— Exercise task —
Your task is to retype each line of the data below exactly.
»»
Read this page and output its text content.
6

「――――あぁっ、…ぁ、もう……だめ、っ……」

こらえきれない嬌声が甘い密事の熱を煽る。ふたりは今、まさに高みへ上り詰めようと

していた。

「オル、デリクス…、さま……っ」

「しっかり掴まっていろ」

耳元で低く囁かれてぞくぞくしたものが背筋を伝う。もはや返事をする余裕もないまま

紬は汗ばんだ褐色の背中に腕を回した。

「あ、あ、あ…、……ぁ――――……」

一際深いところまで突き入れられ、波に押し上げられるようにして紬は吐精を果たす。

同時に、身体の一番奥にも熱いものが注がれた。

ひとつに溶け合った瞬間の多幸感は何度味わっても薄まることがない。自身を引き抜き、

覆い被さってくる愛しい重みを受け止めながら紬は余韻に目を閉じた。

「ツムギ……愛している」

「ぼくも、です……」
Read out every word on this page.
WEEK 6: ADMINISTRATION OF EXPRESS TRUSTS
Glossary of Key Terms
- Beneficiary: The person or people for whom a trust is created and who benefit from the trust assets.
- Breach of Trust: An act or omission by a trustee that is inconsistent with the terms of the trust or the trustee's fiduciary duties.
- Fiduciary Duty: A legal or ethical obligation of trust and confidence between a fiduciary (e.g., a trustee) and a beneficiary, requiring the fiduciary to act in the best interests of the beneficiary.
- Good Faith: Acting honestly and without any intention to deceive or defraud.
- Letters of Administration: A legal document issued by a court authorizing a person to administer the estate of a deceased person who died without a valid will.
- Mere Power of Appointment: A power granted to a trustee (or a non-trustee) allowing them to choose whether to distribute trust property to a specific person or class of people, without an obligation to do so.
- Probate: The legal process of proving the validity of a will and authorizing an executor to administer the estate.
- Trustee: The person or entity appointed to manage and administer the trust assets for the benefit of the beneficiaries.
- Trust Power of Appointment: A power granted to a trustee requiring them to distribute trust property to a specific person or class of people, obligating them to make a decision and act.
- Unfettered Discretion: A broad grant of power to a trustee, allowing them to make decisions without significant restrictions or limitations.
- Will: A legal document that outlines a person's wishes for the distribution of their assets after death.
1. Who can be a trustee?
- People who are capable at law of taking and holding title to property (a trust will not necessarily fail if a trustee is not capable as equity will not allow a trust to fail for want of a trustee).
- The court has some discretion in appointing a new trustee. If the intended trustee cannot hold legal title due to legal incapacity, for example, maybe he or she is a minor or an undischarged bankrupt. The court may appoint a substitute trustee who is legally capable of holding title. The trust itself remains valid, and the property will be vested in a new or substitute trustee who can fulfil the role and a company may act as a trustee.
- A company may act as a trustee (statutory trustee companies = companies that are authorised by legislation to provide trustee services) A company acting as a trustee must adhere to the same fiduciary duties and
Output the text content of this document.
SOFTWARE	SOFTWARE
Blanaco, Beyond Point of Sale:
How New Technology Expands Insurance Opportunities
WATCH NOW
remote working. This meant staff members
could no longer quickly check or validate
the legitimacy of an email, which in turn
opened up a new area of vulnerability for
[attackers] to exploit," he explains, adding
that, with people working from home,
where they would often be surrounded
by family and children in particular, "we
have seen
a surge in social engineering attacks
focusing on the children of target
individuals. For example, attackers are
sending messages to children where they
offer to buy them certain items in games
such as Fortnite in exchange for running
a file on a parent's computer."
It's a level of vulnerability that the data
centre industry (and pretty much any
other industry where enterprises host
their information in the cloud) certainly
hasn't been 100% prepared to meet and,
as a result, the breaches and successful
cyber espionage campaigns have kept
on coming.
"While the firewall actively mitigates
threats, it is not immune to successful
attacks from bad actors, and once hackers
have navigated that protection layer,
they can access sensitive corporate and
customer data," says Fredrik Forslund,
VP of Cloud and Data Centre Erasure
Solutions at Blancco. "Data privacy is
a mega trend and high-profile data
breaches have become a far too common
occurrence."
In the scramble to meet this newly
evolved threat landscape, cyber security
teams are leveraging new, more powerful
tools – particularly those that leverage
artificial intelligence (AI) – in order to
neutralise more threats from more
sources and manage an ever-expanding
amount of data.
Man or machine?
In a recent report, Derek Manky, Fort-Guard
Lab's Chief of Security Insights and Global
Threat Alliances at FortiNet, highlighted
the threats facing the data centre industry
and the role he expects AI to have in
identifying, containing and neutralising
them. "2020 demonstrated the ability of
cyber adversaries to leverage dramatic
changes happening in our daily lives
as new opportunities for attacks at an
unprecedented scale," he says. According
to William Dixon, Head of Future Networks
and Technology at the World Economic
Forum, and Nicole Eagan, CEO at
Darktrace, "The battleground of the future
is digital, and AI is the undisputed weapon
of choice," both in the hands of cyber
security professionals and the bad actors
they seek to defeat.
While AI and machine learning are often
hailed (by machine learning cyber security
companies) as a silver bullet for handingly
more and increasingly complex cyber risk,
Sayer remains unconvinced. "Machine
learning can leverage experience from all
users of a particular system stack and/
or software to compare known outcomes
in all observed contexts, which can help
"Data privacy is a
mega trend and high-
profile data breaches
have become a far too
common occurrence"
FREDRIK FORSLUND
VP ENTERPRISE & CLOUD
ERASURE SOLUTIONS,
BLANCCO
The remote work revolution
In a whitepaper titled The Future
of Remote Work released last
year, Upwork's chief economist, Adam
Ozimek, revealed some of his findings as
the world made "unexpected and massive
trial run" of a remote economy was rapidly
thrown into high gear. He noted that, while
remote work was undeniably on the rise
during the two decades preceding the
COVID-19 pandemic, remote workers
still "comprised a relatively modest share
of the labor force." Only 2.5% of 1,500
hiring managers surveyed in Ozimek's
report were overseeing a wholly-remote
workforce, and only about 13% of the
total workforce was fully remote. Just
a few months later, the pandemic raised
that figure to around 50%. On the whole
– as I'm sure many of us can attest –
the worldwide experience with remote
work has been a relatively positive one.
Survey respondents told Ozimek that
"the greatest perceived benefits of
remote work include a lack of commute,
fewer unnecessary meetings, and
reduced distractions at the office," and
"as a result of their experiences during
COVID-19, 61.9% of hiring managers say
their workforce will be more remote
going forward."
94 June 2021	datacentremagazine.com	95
««
— Solution to the problem —
Read this page and output its text content.
6

「――――あぁっ、…ぁ、もう……だめ、っ……」

こらえきれない嬌声が甘い密事の熱を煽る。ふたりは今、まさに高みへ上り詰めようと

していた。

「オル、デリクス…、さま……っ」

「しっかり掴まっていろ」

耳元で低く囁かれてぞくぞくしたものが背筋を伝う。もはや返事をする余裕もないまま

紬は汗ばんだ褐色の背中に腕を回した。

「あ、あ、あ…、……ぁ――――……」

一際深いところまで突き入れられ、波に押し上げられるようにして紬は吐精を果たす。

同時に、身体の一番奥にも熱いものが注がれた。

ひとつに溶け合った瞬間の多幸感は何度味わっても薄まることがない。自身を引き抜き、

覆い被さってくる愛しい重みを受け止めながら紬は余韻に目を閉じた。

「ツムギ……愛している」

「ぼくも、です……」
Read out every word on this page.
WEEK 6: ADMINISTRATION OF EXPRESS TRUSTS
Glossary of Key Terms
- Beneficiary: The person or people for whom a trust is created and who benefit from the trust assets.
- Breach of Trust: An act or omission by a trustee that is inconsistent with the terms of the trust or the trustee's fiduciary duties.
- Fiduciary Duty: A legal or ethical obligation of trust and confidence between a fiduciary (e.g., a trustee) and a beneficiary, requiring the fiduciary to act in the best interests of the beneficiary.
- Good Faith: Acting honestly and without any intention to deceive or defraud.
- Letters of Administration: A legal document issued by a court authorizing a person to administer the estate of a deceased person who died without a valid will.
- Mere Power of Appointment: A power granted to a trustee (or a non-trustee) allowing them to choose whether to distribute trust property to a specific person or class of people, without an obligation to do so.
- Probate: The legal process of proving the validity of a will and authorizing an executor to administer the estate.
- Trustee: The person or entity appointed to manage and administer the trust assets for the benefit of the beneficiaries.
- Trust Power of Appointment: A power granted to a trustee requiring them to distribute trust property to a specific person or class of people, obligating them to make a decision and act.
- Unfettered Discretion: A broad grant of power to a trustee, allowing them to make decisions without significant restrictions or limitations.
- Will: A legal document that outlines a person's wishes for the distribution of their assets after death.
1. Who can be a trustee?
- People who are capable at law of taking and holding title to property (a trust will not necessarily fail if a trustee is not capable as equity will not allow a trust to fail for want of a trustee).
- The court has some discretion in appointing a new trustee. If the intended trustee cannot hold legal title due to legal incapacity, for example, maybe he or she is a minor or an undischarged bankrupt. The court may appoint a substitute trustee who is legally capable of holding title. The trust itself remains valid, and the property will be vested in a new or substitute trustee who can fulfil the role and a company may act as a trustee.
- A company may act as a trustee (statutory trustee companies = companies that are authorised by legislation to provide trustee services) A company acting as a trustee must adhere to the same fiduciary duties and
Output the text content of this document.
SOFTWARE	SOFTWARE
Blanaco, Beyond Point of Sale:
How New Technology Expands Insurance Opportunities
WATCH NOW
remote working. This meant staff members
could no longer quickly check or validate
the legitimacy of an email, which in turn
opened up a new area of vulnerability for
[attackers] to exploit," he explains, adding
that, with people working from home,
where they would often be surrounded
by family and children in particular, "we
have seen
a surge in social engineering attacks
focusing on the children of target
individuals. For example, attackers are
sending messages to children where they
offer to buy them certain items in games
such as Fortnite in exchange for running
a file on a parent's computer."
It's a level of vulnerability that the data
centre industry (and pretty much any
other industry where enterprises host
their information in the cloud) certainly
hasn't been 100% prepared to meet and,
as a result, the breaches and successful
cyber espionage campaigns have kept
on coming.
"While the firewall actively mitigates
threats, it is not immune to successful
attacks from bad actors, and once hackers
have navigated that protection layer,
they can access sensitive corporate and
customer data," says Fredrik Forslund,
VP of Cloud and Data Centre Erasure
Solutions at Blancco. "Data privacy is
a mega trend and high-profile data
breaches have become a far too common
occurrence."
In the scramble to meet this newly
evolved threat landscape, cyber security
teams are leveraging new, more powerful
tools – particularly those that leverage
artificial intelligence (AI) – in order to
neutralise more threats from more
sources and manage an ever-expanding
amount of data.
Man or machine?
In a recent report, Derek Manky, Fort-Guard
Lab's Chief of Security Insights and Global
Threat Alliances at FortiNet, highlighted
the threats facing the data centre industry
and the role he expects AI to have in
identifying, containing and neutralising
them. "2020 demonstrated the ability of
cyber adversaries to leverage dramatic
changes happening in our daily lives
as new opportunities for attacks at an
unprecedented scale," he says. According
to William Dixon, Head of Future Networks
and Technology at the World Economic
Forum, and Nicole Eagan, CEO at
Darktrace, "The battleground of the future
is digital, and AI is the undisputed weapon
of choice," both in the hands of cyber
security professionals and the bad actors
they seek to defeat.
While AI and machine learning are often
hailed (by machine learning cyber security
companies) as a silver bullet for handingly
more and increasingly complex cyber risk,
Sayer remains unconvinced. "Machine
learning can leverage experience from all
users of a particular system stack and/
or software to compare known outcomes
in all observed contexts, which can help
"Data privacy is a
mega trend and high-
profile data breaches
have become a far too
common occurrence"
FREDRIK FORSLUND
VP ENTERPRISE & CLOUD
ERASURE SOLUTIONS,
BLANCCO
The remote work revolution
In a whitepaper titled The Future
of Remote Work released last
year, Upwork's chief economist, Adam
Ozimek, revealed some of his findings as
the world made "unexpected and massive
trial run" of a remote economy was rapidly
thrown into high gear. He noted that, while
remote work was undeniably on the rise
during the two decades preceding the
COVID-19 pandemic, remote workers
still "comprised a relatively modest share
of the labor force." Only 2.5% of 1,500
hiring managers surveyed in Ozimek's
report were overseeing a wholly-remote
workforce, and only about 13% of the
total workforce was fully remote. Just
a few months later, the pandemic raised
that figure to around 50%. On the whole
– as I'm sure many of us can attest –
the worldwide experience with remote
work has been a relatively positive one.
Survey respondents told Ozimek that
"the greatest perceived benefits of
remote work include a lack of commute,
fewer unnecessary meetings, and
reduced distractions at the office," and
"as a result of their experiences during
COVID-19, 61.9% of hiring managers say
their workforce will be more remote
going forward."
94 June 2021	datacentremagazine.com	95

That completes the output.